> [INSTRUCTIONS FOR THE TASK]: In the listing below, count the lines with "Oymyakon" and report only the figure.

> [RECORDED DATA]:
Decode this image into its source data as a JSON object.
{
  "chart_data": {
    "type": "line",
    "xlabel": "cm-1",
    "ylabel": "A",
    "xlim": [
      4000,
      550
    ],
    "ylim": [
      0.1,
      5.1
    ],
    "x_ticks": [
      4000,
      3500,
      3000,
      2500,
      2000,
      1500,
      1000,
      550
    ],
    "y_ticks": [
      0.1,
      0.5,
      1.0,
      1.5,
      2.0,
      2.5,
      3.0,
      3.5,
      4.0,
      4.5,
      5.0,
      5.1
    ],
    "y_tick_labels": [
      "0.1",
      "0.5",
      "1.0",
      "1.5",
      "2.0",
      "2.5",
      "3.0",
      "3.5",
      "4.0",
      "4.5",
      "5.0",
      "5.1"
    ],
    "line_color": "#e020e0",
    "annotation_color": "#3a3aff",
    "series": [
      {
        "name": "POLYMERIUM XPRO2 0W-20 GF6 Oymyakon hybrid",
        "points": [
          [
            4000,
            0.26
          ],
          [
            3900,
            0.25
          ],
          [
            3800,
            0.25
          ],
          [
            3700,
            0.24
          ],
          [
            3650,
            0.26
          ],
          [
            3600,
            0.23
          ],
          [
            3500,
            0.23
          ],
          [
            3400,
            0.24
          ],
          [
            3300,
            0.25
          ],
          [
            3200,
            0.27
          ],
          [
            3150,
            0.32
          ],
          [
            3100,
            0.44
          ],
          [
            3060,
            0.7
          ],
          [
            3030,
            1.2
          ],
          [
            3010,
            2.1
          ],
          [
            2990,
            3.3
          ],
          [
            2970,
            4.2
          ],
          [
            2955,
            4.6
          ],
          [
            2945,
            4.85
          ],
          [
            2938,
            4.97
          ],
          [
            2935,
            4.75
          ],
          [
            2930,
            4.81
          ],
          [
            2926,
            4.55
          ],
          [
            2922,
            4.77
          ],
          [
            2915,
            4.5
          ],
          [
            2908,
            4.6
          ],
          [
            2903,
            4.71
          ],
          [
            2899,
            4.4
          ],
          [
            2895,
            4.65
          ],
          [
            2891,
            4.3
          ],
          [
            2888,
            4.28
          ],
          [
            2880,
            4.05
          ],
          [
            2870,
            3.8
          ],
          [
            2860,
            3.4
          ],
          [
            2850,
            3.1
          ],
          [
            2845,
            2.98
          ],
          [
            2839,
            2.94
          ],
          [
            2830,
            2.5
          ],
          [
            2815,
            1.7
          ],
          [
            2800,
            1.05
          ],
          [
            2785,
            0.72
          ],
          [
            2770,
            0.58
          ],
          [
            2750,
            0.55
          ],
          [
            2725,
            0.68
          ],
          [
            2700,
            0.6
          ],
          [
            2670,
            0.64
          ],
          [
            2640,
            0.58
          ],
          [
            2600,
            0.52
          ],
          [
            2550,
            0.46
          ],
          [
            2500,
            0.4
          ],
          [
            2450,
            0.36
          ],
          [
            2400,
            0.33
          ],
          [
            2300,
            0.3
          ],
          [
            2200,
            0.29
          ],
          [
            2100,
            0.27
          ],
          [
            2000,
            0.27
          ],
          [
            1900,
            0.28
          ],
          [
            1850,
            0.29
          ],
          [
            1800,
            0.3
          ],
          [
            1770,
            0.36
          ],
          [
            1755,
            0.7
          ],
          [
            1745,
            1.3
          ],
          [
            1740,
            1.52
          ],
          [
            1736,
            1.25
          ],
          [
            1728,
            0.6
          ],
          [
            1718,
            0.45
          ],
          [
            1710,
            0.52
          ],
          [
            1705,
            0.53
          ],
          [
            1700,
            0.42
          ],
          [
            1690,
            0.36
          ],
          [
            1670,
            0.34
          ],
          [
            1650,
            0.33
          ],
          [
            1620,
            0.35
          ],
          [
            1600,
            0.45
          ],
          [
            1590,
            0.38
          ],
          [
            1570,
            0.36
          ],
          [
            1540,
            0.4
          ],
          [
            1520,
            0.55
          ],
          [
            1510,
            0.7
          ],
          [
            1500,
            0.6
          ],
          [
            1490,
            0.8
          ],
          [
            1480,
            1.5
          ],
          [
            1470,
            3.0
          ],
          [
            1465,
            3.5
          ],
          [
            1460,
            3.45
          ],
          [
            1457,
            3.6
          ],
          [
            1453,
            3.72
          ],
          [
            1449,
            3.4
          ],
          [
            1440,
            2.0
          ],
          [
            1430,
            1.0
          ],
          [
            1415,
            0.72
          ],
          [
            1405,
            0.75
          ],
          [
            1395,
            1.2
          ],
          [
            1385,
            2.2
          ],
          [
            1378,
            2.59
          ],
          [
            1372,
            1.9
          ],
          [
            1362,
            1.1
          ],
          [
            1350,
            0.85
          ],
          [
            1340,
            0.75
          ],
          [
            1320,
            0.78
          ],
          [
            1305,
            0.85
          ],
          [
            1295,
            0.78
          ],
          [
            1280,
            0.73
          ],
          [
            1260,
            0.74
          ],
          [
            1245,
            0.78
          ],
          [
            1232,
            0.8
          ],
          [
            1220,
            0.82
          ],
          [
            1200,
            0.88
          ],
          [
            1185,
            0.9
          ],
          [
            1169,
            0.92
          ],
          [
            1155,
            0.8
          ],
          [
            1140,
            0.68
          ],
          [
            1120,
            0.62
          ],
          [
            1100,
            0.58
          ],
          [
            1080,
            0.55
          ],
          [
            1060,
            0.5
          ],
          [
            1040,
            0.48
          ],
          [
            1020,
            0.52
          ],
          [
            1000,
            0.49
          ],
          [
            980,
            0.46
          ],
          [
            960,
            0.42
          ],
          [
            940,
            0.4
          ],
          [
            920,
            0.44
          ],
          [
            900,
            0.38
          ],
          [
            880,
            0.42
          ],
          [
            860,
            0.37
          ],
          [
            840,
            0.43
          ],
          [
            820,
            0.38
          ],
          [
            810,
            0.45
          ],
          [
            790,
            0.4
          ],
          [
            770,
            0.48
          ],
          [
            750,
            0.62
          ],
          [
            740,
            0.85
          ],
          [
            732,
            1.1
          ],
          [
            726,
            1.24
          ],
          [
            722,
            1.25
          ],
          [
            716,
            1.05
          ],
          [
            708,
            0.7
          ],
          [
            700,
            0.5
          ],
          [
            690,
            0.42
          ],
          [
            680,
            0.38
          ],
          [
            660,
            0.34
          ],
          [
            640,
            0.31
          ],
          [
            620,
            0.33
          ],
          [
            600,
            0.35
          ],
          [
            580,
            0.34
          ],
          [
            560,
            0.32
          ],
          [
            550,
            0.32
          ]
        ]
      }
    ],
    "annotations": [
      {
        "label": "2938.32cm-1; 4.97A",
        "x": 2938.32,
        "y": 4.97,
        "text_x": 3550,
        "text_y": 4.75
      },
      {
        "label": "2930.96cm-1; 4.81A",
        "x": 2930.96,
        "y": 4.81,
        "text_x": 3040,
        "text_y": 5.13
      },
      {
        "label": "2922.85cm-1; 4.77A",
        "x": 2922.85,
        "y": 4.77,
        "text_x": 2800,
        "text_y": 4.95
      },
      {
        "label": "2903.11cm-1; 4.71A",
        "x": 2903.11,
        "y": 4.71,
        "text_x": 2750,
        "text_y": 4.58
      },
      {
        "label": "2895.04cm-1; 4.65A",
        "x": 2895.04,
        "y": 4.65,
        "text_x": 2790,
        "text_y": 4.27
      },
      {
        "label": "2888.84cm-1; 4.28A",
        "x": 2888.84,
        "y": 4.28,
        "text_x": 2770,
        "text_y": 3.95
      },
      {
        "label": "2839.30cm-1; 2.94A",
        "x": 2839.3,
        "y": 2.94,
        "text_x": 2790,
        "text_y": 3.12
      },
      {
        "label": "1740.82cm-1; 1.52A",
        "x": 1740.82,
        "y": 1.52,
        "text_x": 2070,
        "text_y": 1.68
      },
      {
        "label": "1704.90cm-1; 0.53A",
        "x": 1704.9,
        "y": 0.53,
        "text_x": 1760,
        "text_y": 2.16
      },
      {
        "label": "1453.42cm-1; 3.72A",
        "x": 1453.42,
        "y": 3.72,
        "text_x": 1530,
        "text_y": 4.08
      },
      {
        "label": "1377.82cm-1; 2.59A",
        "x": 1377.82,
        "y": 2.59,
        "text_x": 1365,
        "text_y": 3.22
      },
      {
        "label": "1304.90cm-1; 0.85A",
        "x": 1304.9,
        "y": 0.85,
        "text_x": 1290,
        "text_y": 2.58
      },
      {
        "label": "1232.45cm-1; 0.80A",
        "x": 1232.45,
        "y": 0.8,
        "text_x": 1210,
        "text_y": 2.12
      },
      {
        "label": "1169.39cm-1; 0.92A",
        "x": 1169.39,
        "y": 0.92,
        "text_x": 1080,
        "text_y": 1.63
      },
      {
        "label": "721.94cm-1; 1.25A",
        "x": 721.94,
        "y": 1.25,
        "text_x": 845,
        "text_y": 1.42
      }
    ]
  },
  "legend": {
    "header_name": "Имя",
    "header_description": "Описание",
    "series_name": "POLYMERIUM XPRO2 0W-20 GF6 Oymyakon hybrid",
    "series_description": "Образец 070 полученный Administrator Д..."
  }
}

> [WRITTEN ANSWER]: 2